--- begin Stored rows ---
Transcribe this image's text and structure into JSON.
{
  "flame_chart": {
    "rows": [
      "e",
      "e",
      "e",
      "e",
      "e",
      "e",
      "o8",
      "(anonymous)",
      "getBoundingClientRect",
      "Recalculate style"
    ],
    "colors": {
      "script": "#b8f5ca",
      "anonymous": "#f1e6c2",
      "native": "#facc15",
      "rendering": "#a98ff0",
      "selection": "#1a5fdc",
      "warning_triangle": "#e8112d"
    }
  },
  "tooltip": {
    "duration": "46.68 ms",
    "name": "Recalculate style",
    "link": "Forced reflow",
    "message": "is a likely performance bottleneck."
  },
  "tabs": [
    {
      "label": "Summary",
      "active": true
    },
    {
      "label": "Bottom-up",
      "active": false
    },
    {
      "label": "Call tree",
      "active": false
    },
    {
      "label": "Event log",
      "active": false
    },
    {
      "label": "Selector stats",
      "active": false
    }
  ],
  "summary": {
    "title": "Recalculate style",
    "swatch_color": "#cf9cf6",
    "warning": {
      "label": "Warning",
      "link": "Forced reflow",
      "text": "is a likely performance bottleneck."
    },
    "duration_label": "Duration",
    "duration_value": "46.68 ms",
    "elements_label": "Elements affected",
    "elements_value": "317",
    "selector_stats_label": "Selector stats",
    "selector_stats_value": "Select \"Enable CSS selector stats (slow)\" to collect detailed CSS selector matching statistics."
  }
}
--- end Stored rows ---
Exercise
From the data above, extract every line in its exact form.

Result for this exercise
Transcribe this image's text and structure into JSON.
{
  "flame_chart": {
    "rows": [
      "e",
      "e",
      "e",
      "e",
      "e",
      "e",
      "o8",
      "(anonymous)",
      "getBoundingClientRect",
      "Recalculate style"
    ],
    "colors": {
      "script": "#b8f5ca",
      "anonymous": "#f1e6c2",
      "native": "#facc15",
      "rendering": "#a98ff0",
      "selection": "#1a5fdc",
      "warning_triangle": "#e8112d"
    }
  },
  "tooltip": {
    "duration": "46.68 ms",
    "name": "Recalculate style",
    "link": "Forced reflow",
    "message": "is a likely performance bottleneck."
  },
  "tabs": [
    {
      "label": "Summary",
      "active": true
    },
    {
      "label": "Bottom-up",
      "active": false
    },
    {
      "label": "Call tree",
      "active": false
    },
    {
      "label": "Event log",
      "active": false
    },
    {
      "label": "Selector stats",
      "active": false
    }
  ],
  "summary": {
    "title": "Recalculate style",
    "swatch_color": "#cf9cf6",
    "warning": {
      "label": "Warning",
      "link": "Forced reflow",
      "text": "is a likely performance bottleneck."
    },
    "duration_label": "Duration",
    "duration_value": "46.68 ms",
    "elements_label": "Elements affected",
    "elements_value": "317",
    "selector_stats_label": "Selector stats",
    "selector_stats_value": "Select \"Enable CSS selector stats (slow)\" to collect detailed CSS selector matching statistics."
  }
}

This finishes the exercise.